→ **The tasks**:
1 – Copy out the entire post about idle astronauts, word for word.
2 – From the entries, reproduce verbatim the lines between the one holding "x-tick-label: 03.08.2026 [488,276,496,324]" and the one holding "x-tick-label: 16.07.2026 [172,276,179,324]", both included, and nothing else.

→ **Document excerpt**:
July 16, 2003

All Suited Up and No Place to Go

Houston, we have a problem. Astronauts twiddling their thumbs, to be specific. Nasa currently has 144 highly-trained, well-paid space voyagers on its books. It has also put the manned spaceflight programme on hold in the wake of the Columbia incident, after already reducing the number of flights over the last couple of years.

There is no shuttle flight scheduled for another nine months. That is likely to be scrapped when the latest internal audit is published, showing just how dilapidated the shuttle fleet is. Nasa is trying to run spaceflights like the UK is trying to run trains.

Nasa's Inspector General has found that astronauts could be waiting up to ten years from recruitment until their first flight. They are recruited in their prime as the prime pilots and those years are completely lost -- to Nasa, to military from where most of them are drawn, and to themselves.

I have Meandered in the past about the space programme. It has been grossly underfunded and completely under-utilised. We went to the moon in 1969 with less technology than I have in my pocket calculator. Yet no human has left earth orbit since 1972.

This is beyond ridiculous. If the enthusiasm of the 1960s had been maintained, there is no telling where we would be. Estimating conservatively, we might have only gotten as far a permanent colonies on Mars. Still, that would be a start.

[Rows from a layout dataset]
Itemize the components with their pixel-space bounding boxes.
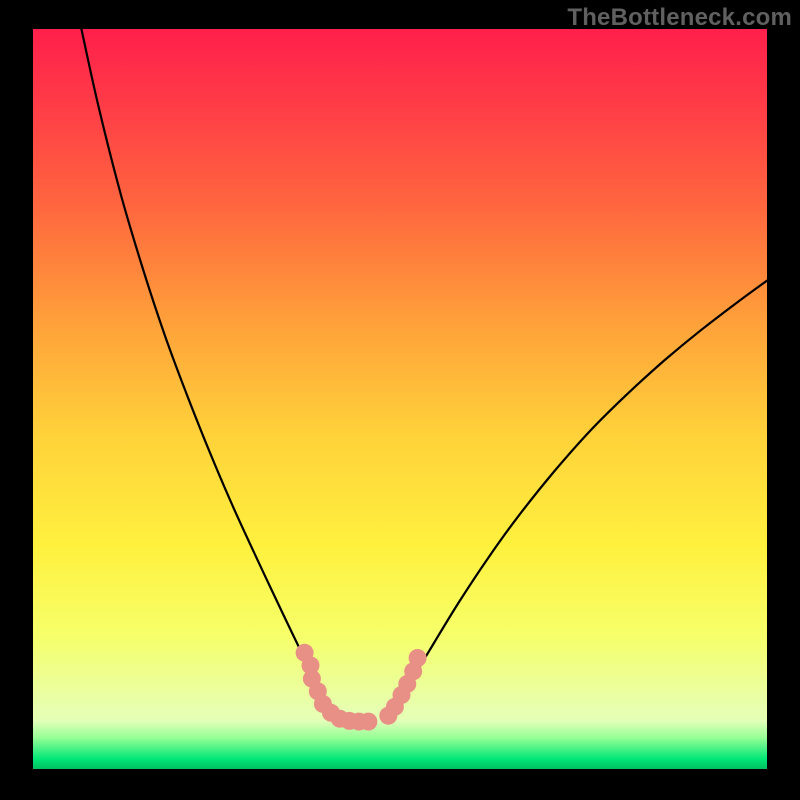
watermark-label: TheBottleneck.com [567,4,792,32]
right-bottleneck-curve [393,281,767,710]
left-bottleneck-curve [81,29,332,710]
chart-canvas: TheBottleneck.com [0,0,800,800]
curve-layer [0,0,800,800]
valley-marker [409,649,427,667]
valley-marker [359,713,377,731]
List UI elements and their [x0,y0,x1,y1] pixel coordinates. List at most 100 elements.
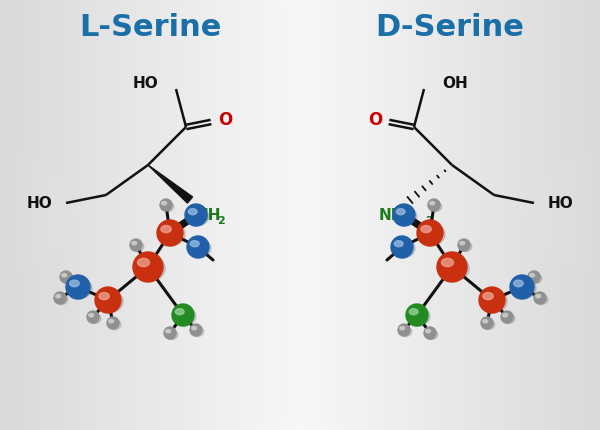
Ellipse shape [60,271,72,283]
Bar [501,0,504,430]
Bar [0,245,600,249]
Ellipse shape [392,240,415,258]
Bar [537,0,540,430]
Bar [111,0,114,430]
Bar [261,0,264,430]
Bar [0,30,600,34]
Bar [444,0,447,430]
Bar [0,194,600,198]
Bar [438,0,441,430]
Bar [327,0,330,430]
Bar [12,0,15,430]
Bar [15,0,18,430]
Bar [429,0,432,430]
Ellipse shape [165,330,178,340]
Ellipse shape [175,309,184,315]
Bar [306,0,309,430]
Bar [525,0,528,430]
Bar [153,0,156,430]
Bar [207,0,210,430]
Bar [135,0,138,430]
Bar [201,0,204,430]
Bar [0,421,600,426]
Ellipse shape [391,237,413,258]
Ellipse shape [192,327,197,330]
Ellipse shape [89,314,94,317]
Ellipse shape [62,274,67,277]
Bar [426,0,429,430]
Bar [0,280,600,284]
Bar [279,0,282,430]
Ellipse shape [131,242,144,252]
Bar [150,0,153,430]
Bar [561,0,564,430]
Bar [105,0,108,430]
Ellipse shape [514,280,523,287]
Bar [0,22,600,26]
Bar [0,288,600,292]
Ellipse shape [429,202,442,212]
Bar [0,4,600,9]
Bar [39,0,42,430]
Bar [141,0,144,430]
Ellipse shape [188,240,211,258]
Bar [0,396,600,400]
Bar [0,9,600,13]
Bar [459,0,462,430]
Bar [423,0,426,430]
Bar [0,159,600,163]
Bar [513,0,516,430]
Ellipse shape [458,240,470,252]
Bar [435,0,438,430]
Ellipse shape [158,224,185,246]
Bar [258,0,261,430]
Bar [0,82,600,86]
Bar [0,224,600,228]
Text: 2: 2 [425,215,433,225]
Bar [102,0,105,430]
Bar [399,0,402,430]
Ellipse shape [137,259,149,267]
Bar [324,0,327,430]
Ellipse shape [510,275,534,299]
Bar [465,0,468,430]
Bar [243,0,246,430]
Bar [0,142,600,146]
Ellipse shape [417,221,443,246]
Bar [276,0,279,430]
Bar [516,0,519,430]
Ellipse shape [173,307,196,326]
Bar [219,0,222,430]
Bar [273,0,276,430]
Ellipse shape [67,279,92,299]
Bar [0,108,600,112]
Ellipse shape [421,226,431,233]
Ellipse shape [190,324,202,336]
Bar [0,297,600,301]
Bar [117,0,120,430]
Bar [0,52,600,56]
Bar [255,0,258,430]
Bar [471,0,474,430]
Bar [0,86,600,90]
Ellipse shape [394,241,403,247]
Bar [0,387,600,391]
Bar [540,0,543,430]
Bar [582,0,585,430]
Bar [3,0,6,430]
Ellipse shape [424,327,436,339]
Bar [351,0,354,430]
Bar [129,0,132,430]
Bar [192,0,195,430]
Ellipse shape [394,208,417,226]
Bar [0,357,600,361]
Bar [213,0,216,430]
Bar [492,0,495,430]
Bar [93,0,96,430]
Bar [333,0,336,430]
Bar [552,0,555,430]
Bar [0,99,600,103]
Bar [198,0,201,430]
Ellipse shape [406,304,428,326]
Bar [183,0,186,430]
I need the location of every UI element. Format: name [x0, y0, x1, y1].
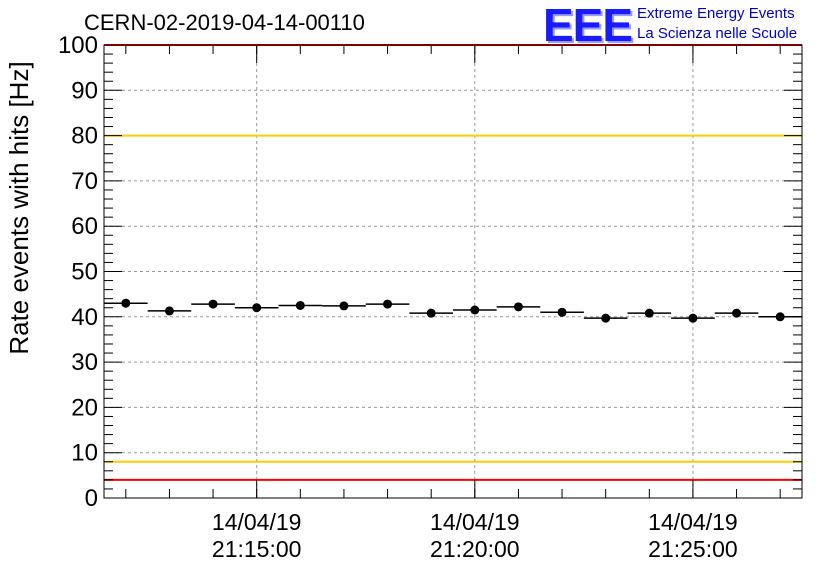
y-tick-label: 50	[71, 259, 98, 286]
data-point	[732, 308, 742, 318]
data-point	[426, 308, 436, 318]
x-tick-label-time: 21:20:00	[430, 536, 520, 562]
y-tick-label: 30	[71, 349, 98, 376]
x-tick-labels: 14/04/1921:15:0014/04/1921:20:0014/04/19…	[212, 509, 738, 562]
data-point	[513, 302, 523, 312]
y-tick-label: 80	[71, 123, 98, 150]
x-tick-label-date: 14/04/19	[648, 509, 738, 535]
data-point	[775, 312, 785, 322]
data-point	[383, 299, 393, 309]
logo-line-2: La Scienza nelle Scuole	[637, 25, 798, 42]
data-point	[164, 306, 174, 316]
logo-line-1: Extreme Energy Events	[637, 5, 795, 22]
y-tick-label: 20	[71, 394, 98, 421]
data-point	[339, 301, 349, 311]
y-tick-label: 70	[71, 168, 98, 195]
axis-ticks	[104, 44, 802, 499]
data-point	[121, 298, 131, 308]
y-axis-label: Rate events with hits [Hz]	[4, 61, 34, 354]
data-point	[252, 303, 262, 313]
reference-lines	[104, 44, 802, 481]
x-tick-label-time: 21:25:00	[648, 536, 738, 562]
chart-title: CERN-02-2019-04-14-00110	[84, 10, 365, 35]
data-point	[644, 308, 654, 318]
y-tick-label: 60	[71, 213, 98, 240]
y-tick-label: 90	[71, 77, 98, 104]
data-point	[601, 313, 611, 323]
y-tick-label: 100	[58, 32, 98, 59]
data-point	[688, 313, 698, 323]
x-tick-label-date: 14/04/19	[212, 509, 302, 535]
grid-lines	[104, 45, 802, 498]
logo-caption: Extreme Energy Events La Scienza nelle S…	[637, 4, 797, 44]
y-tick-label: 10	[71, 440, 98, 467]
x-tick-label-time: 21:15:00	[212, 536, 302, 562]
data-point	[470, 305, 480, 315]
x-tick-label-date: 14/04/19	[430, 509, 520, 535]
data-point	[208, 299, 218, 309]
eee-logo: EEE	[543, 0, 633, 51]
y-tick-label: 0	[85, 485, 98, 512]
y-tick-label: 40	[71, 304, 98, 331]
data-points	[104, 298, 802, 323]
data-point	[295, 300, 305, 310]
y-tick-labels: 0 10 20 30 40 50 60 70 80 90 100	[58, 32, 98, 512]
data-point	[557, 307, 567, 317]
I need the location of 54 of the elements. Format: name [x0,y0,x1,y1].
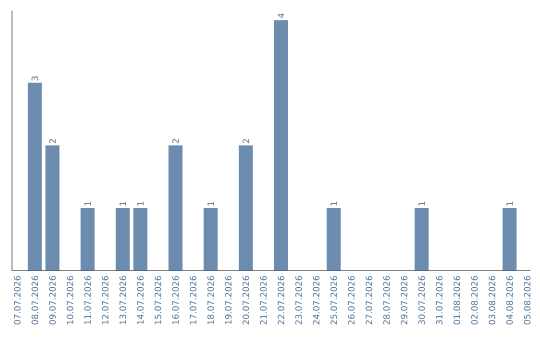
x-tick-label: 03.08.2026 [488,276,496,324]
data-label: 1 [506,202,513,206]
data-label: 1 [120,202,126,206]
bar [414,208,429,271]
data-label: 1 [137,202,144,206]
bar [238,145,253,271]
x-tick-label: 18.07.2026 [207,276,214,324]
data-label: 2 [242,139,250,144]
data-label: 3 [32,76,38,80]
x-tick-label: 10.07.2026 [66,276,74,324]
bar [28,82,42,271]
x-tick-label: 23.07.2026 [295,276,302,324]
data-label: 2 [49,139,56,144]
data-label: 1 [330,202,337,206]
data-label: 4 [278,13,284,18]
bar [502,208,517,271]
bar [274,20,288,271]
x-tick-label: 08.07.2026 [32,276,38,324]
x-tick-label: 07.07.2026 [14,276,21,324]
x-tick-label: 11.07.2026 [84,276,91,324]
x-tick-label: 20.07.2026 [242,276,250,324]
x-tick-label: 04.08.2026 [506,276,513,324]
x-tick-label: 31.07.2026 [436,276,443,324]
x-tick-label: 29.07.2026 [400,276,408,324]
x-tick-label: 28.07.2026 [383,276,390,324]
x-tick-label: 25.07.2026 [330,276,338,324]
bar [204,208,218,271]
bar [45,145,60,271]
x-tick-label: 12.07.2026 [102,276,108,324]
x-tick-label: 16.07.2026 [172,276,179,324]
x-tick-label: 14.07.2026 [137,276,144,324]
bar [326,208,341,271]
x-tick-label: 17.07.2026 [190,276,196,324]
x-tick-label: 30.07.2026 [418,276,425,324]
x-tick-label: 27.07.2026 [366,276,372,324]
x-tick-label: 01.08.2026 [454,276,460,324]
x-tick-label: 02.08.2026 [471,276,478,324]
x-tick-label: 22.07.2026 [278,276,284,324]
x-tick-label: 13.07.2026 [120,276,126,324]
data-label: 2 [172,139,179,144]
x-tick-label: 05.08.2026 [524,276,530,324]
bar [116,208,130,271]
bar [168,145,183,271]
bar [80,208,95,271]
data-label: 1 [418,202,425,206]
x-tick-label: 26.07.2026 [348,276,355,324]
data-label: 1 [84,202,91,206]
x-tick-label: 09.07.2026 [49,276,56,324]
data-label: 1 [208,202,214,206]
x-tick-label: 21.07.2026 [260,276,267,324]
bar [133,208,148,271]
x-tick-label: 15.07.2026 [154,276,162,324]
x-tick-label: 24.07.2026 [312,276,320,324]
x-tick-label: 19.07.2026 [224,276,232,324]
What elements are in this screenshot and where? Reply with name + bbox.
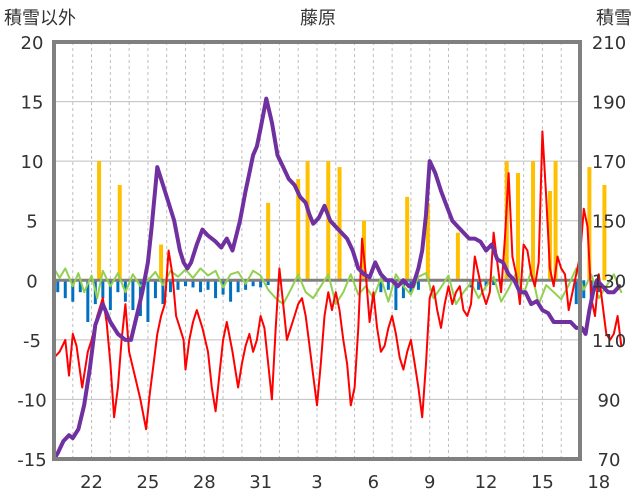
snow-change-bar: [492, 280, 496, 286]
precipitation-bar: [117, 184, 122, 281]
precipitation-bar: [547, 190, 552, 281]
tick-labels: 20 15 10 5 0 -5 -10 -15 210 190 170 150 130 110 90 70 22…: [17, 33, 626, 493]
snow-change-bar: [56, 280, 60, 293]
precipitation-bar: [587, 167, 592, 281]
right-tick-label: 150: [592, 212, 626, 233]
precipitation-bar: [455, 232, 460, 281]
left-axis-label: 積雪以外: [4, 8, 76, 29]
x-tick-label: 3: [311, 472, 322, 493]
snow-change-bar: [206, 280, 210, 290]
precipitation-bar: [266, 202, 271, 281]
snow-change-bar: [116, 280, 120, 293]
temperature-line: [53, 130, 623, 431]
snow-change-bar: [131, 280, 135, 311]
left-tick-label: 0: [26, 271, 37, 292]
precipitation-bar: [602, 184, 607, 281]
snow-change-bar: [259, 280, 263, 288]
precipitation-bar: [296, 179, 301, 281]
precipitation-bar: [516, 173, 521, 281]
left-tick-label: 15: [21, 93, 44, 114]
x-tick-label: 6: [368, 472, 379, 493]
chart-title: 藤原: [300, 8, 336, 29]
snow-change-bar: [184, 280, 187, 287]
snow-change-bar: [236, 280, 240, 293]
snow-change-bar: [484, 280, 488, 287]
left-tick-label: -5: [23, 331, 41, 352]
series-lines: [52, 96, 623, 461]
x-tick-label: 22: [80, 472, 103, 493]
snow-change-bar: [597, 280, 601, 293]
precipitation-bar: [531, 161, 536, 281]
x-tick-label: 18: [587, 472, 610, 493]
snow-change-bar: [161, 280, 165, 305]
snow-change-bar: [379, 280, 383, 293]
precipitation-bar: [425, 202, 430, 281]
snow-change-bar: [416, 280, 420, 290]
right-tick-label: 190: [592, 93, 626, 114]
precipitation-bar: [159, 244, 164, 281]
left-tick-label: 20: [21, 33, 44, 54]
right-tick-label: 210: [592, 33, 626, 54]
snow-change-bar: [191, 280, 195, 288]
x-tick-label: 9: [424, 472, 435, 493]
snow-change-bar: [229, 280, 233, 302]
snow-change-bar: [86, 280, 90, 322]
snow-change-bar: [251, 280, 255, 287]
snow-change-bar: [78, 280, 82, 293]
x-tick-label: 12: [475, 472, 498, 493]
right-tick-label: 130: [592, 271, 626, 292]
snow-change-bar: [199, 280, 203, 293]
precipitation-bar: [97, 161, 102, 281]
x-tick-label: 25: [136, 472, 159, 493]
snow-change-bar: [244, 280, 248, 290]
left-tick-label: 5: [26, 212, 37, 233]
snow-change-bar: [101, 280, 105, 299]
plot-frame: [52, 40, 582, 461]
x-tick-label: 31: [249, 472, 272, 493]
right-tick-label: 170: [592, 152, 626, 173]
snow-change-bar: [108, 280, 112, 311]
snow-change-bar: [63, 280, 67, 299]
left-tick-label: -15: [17, 450, 46, 471]
precipitation-bar: [553, 161, 558, 281]
right-tick-label: 70: [598, 450, 621, 471]
snow-change-bar: [214, 280, 218, 299]
snow-change-bar: [574, 280, 578, 305]
snow-change-bar: [176, 280, 180, 290]
right-axis-label: 積雪: [596, 8, 632, 29]
right-tick-label: 90: [598, 390, 621, 411]
left-tick-label: 10: [21, 152, 44, 173]
precipitation-bar: [337, 167, 342, 281]
snow-change-bar: [153, 280, 157, 299]
left-tick-label: -10: [17, 390, 46, 411]
snow-change-bar: [477, 280, 481, 290]
precipitation-bar: [405, 196, 410, 281]
snow-change-bar: [386, 280, 390, 290]
snow-change-bar: [266, 280, 270, 286]
snow-change-bar: [146, 280, 150, 322]
right-tick-label: 110: [592, 331, 626, 352]
snow-change-bar: [71, 280, 75, 302]
snow-change-bar: [394, 280, 398, 311]
x-tick-label: 28: [193, 472, 216, 493]
snow-change-bar: [401, 280, 405, 299]
precipitation-bar: [305, 161, 310, 281]
snow-change-bar: [168, 280, 172, 293]
x-tick-label: 15: [531, 472, 554, 493]
snow-depth-line: [52, 96, 622, 461]
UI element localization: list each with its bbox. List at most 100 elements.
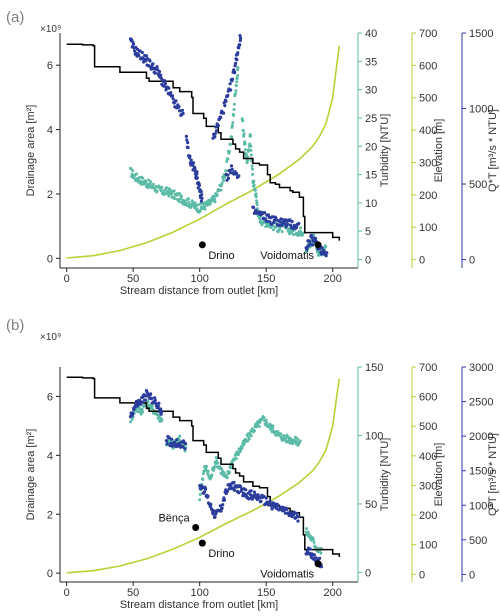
elevation-line bbox=[66, 45, 341, 259]
qt-point bbox=[170, 437, 174, 441]
turbidity-point bbox=[178, 434, 182, 438]
x-tick-label: 50 bbox=[127, 273, 139, 285]
turbidity-point bbox=[160, 185, 164, 189]
qt-tick-label: 1000 bbox=[469, 104, 493, 116]
turbidity-point bbox=[243, 148, 247, 152]
qt-point bbox=[150, 65, 154, 69]
qt-point bbox=[224, 99, 228, 103]
turbidity-point bbox=[228, 150, 231, 154]
qt-point bbox=[138, 49, 142, 53]
qt-point bbox=[308, 239, 312, 243]
elevation-tick-label: 200 bbox=[419, 190, 437, 202]
qt-point bbox=[172, 440, 177, 444]
qt-point bbox=[213, 132, 217, 136]
qt-point bbox=[308, 547, 312, 551]
turbidity-point bbox=[249, 148, 253, 152]
x-tick-label: 50 bbox=[127, 587, 139, 599]
turbidity-point bbox=[230, 124, 234, 127]
qt-point bbox=[171, 97, 175, 101]
qt-point bbox=[153, 398, 157, 402]
turbidity-point bbox=[312, 537, 315, 541]
turbidity-point bbox=[165, 186, 169, 190]
qt-point bbox=[149, 67, 153, 71]
qt-point bbox=[144, 54, 149, 58]
turbidity-point bbox=[172, 189, 176, 193]
x-tick-label: 150 bbox=[257, 273, 275, 285]
turbidity-point bbox=[213, 200, 217, 204]
qt-point bbox=[225, 489, 230, 493]
qt-point bbox=[140, 400, 144, 404]
turbidity-point bbox=[156, 416, 160, 420]
qt-point bbox=[235, 171, 239, 176]
qt-point bbox=[184, 134, 188, 138]
turbidity-point bbox=[305, 527, 309, 531]
qt-point bbox=[155, 65, 159, 69]
turbidity-point bbox=[306, 530, 310, 534]
turbidity-point bbox=[271, 424, 275, 428]
turbidity-tick-label: 0 bbox=[365, 255, 371, 267]
turbidity-point bbox=[213, 197, 217, 201]
turbidity-point bbox=[242, 134, 246, 138]
qt-point bbox=[226, 93, 230, 97]
qt-point bbox=[150, 396, 154, 400]
turbidity-point bbox=[255, 425, 259, 429]
turbidity-point bbox=[312, 233, 316, 237]
turbidity-point bbox=[236, 74, 240, 78]
qt-point bbox=[143, 398, 147, 402]
qt-point bbox=[186, 146, 190, 150]
qt-point bbox=[320, 246, 324, 250]
panel-b: (b) ×10⁹ 0 2 4 6 Drainage area [m²] 0 50 100 150 20… bbox=[6, 317, 499, 611]
qt-point bbox=[193, 166, 197, 171]
qt-point bbox=[237, 46, 241, 50]
elevation-tick-label: 100 bbox=[419, 540, 437, 552]
elevation-tick-label: 0 bbox=[419, 255, 425, 267]
turbidity-point bbox=[147, 178, 151, 182]
turbidity-point bbox=[236, 66, 240, 70]
turbidity-tick-label: 25 bbox=[365, 113, 377, 125]
qt-point bbox=[233, 71, 237, 75]
elevation-tick-label: 0 bbox=[419, 569, 425, 581]
turbidity-point bbox=[195, 207, 199, 211]
qt-point bbox=[285, 507, 289, 511]
qt-point bbox=[159, 73, 163, 77]
turbidity-tick-label: 10 bbox=[365, 198, 377, 210]
turbidity-point bbox=[141, 410, 145, 414]
turbidity-point bbox=[305, 249, 309, 253]
turbidity-point bbox=[290, 438, 294, 442]
qt-point bbox=[149, 392, 153, 396]
qt-point bbox=[291, 513, 296, 517]
turbidity-point bbox=[215, 193, 219, 197]
turbidity-point bbox=[222, 179, 226, 183]
turbidity-tick-label: 40 bbox=[365, 28, 377, 40]
turbidity-point bbox=[220, 467, 223, 471]
elevation-tick-label: 200 bbox=[419, 510, 437, 522]
turbidity-point bbox=[255, 203, 259, 207]
qt-point bbox=[200, 196, 204, 200]
turbidity-point bbox=[210, 473, 214, 477]
turbidity-point bbox=[144, 180, 148, 184]
qt-tick-label: 1000 bbox=[469, 500, 493, 512]
turbidity-point bbox=[234, 83, 238, 87]
turbidity-point bbox=[168, 188, 172, 192]
qt-point bbox=[137, 54, 141, 58]
turbidity-point bbox=[220, 184, 223, 188]
turbidity-point bbox=[196, 203, 200, 207]
turbidity-point bbox=[246, 439, 250, 443]
elevation-tick-label: 500 bbox=[419, 93, 437, 105]
qt-point bbox=[270, 507, 274, 511]
turbidity-point bbox=[265, 421, 269, 425]
qt-point bbox=[181, 111, 185, 116]
turbidity-point bbox=[234, 92, 238, 96]
qt-point bbox=[314, 556, 318, 560]
turbidity-point bbox=[224, 169, 228, 173]
turbidity-point bbox=[201, 472, 205, 476]
qt-point bbox=[216, 124, 220, 128]
turbidity-point bbox=[254, 195, 258, 199]
turbidity-point bbox=[134, 172, 138, 176]
qt-point bbox=[280, 223, 284, 228]
qt-axis-label: Q*T [m³/s * NTU] bbox=[487, 109, 499, 192]
qt-point bbox=[223, 104, 227, 108]
turbidity-point bbox=[157, 414, 161, 418]
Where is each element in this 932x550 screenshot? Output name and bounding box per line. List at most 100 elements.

→ **Problem solutions**:
1 –
July 16, 2003

All Suited Up and No Place to Go

Houston, we have a problem. Astronauts twiddling their thumbs, to be specific. Nasa currently has 144 highly-trained, well-paid space voyagers on its books. It has also put the manned spaceflight programme on hold in the wake of the Columbia incident, after already reducing the number of flights over the last couple of years.

There is no shuttle flight scheduled for another nine months. That is likely to be scrapped when the latest internal audit is published, showing just how dilapidated the shuttle fleet is. Nasa is trying to run spaceflights like the UK is trying to run trains.

Nasa's Inspector General has found that astronauts could be waiting up to ten years from recruitment until their first flight. They are recruited in their prime as the prime pilots and those years are completely lost -- to Nasa, to military from where most of them are drawn, and to themselves.

I have Meandered in the past about the space programme. It has been grossly underfunded and completely under-utilised. We went to the moon in 1969 with less technology than I have in my pocket calculator. Yet no human has left earth orbit since 1972.

This is beyond ridiculous. If the enthusiasm of the 1960s had been maintained, there is no telling where we would be. Estimating conservatively, we might have only gotten as far a permanent colonies on Mars. Still, that would be a start.

2 –
x-tick-label: 03.08.2026 [488,276,496,324]
data-label: 1 [506,202,513,206]
data-label: 1 [120,202,126,206]
bar [414,208,429,271]
data-label: 1 [137,202,144,206]
bar [238,145,253,271]
x-tick-label: 18.07.2026 [207,276,214,324]
data-label: 2 [242,139,250,144]
data-label: 3 [32,76,38,80]
x-tick-label: 10.07.2026 [66,276,74,324]
bar [28,82,42,271]
x-tick-label: 23.07.2026 [295,276,302,324]
data-label: 2 [49,139,56,144]
data-label: 1 [330,202,337,206]
data-label: 4 [278,13,284,18]
bar [502,208,517,271]
bar [274,20,288,271]
x-tick-label: 08.07.2026 [32,276,38,324]
x-tick-label: 07.07.2026 [14,276,21,324]
x-tick-label: 11.07.2026 [84,276,91,324]
x-tick-label: 20.07.2026 [242,276,250,324]
x-tick-label: 04.08.2026 [506,276,513,324]
x-tick-label: 31.07.2026 [436,276,443,324]
x-tick-label: 29.07.2026 [400,276,408,324]
x-tick-label: 28.07.2026 [383,276,390,324]
x-tick-label: 25.07.2026 [330,276,338,324]
bar [204,208,218,271]
bar [45,145,60,271]
x-tick-label: 12.07.2026 [102,276,108,324]
x-tick-label: 16.07.2026 [172,276,179,324]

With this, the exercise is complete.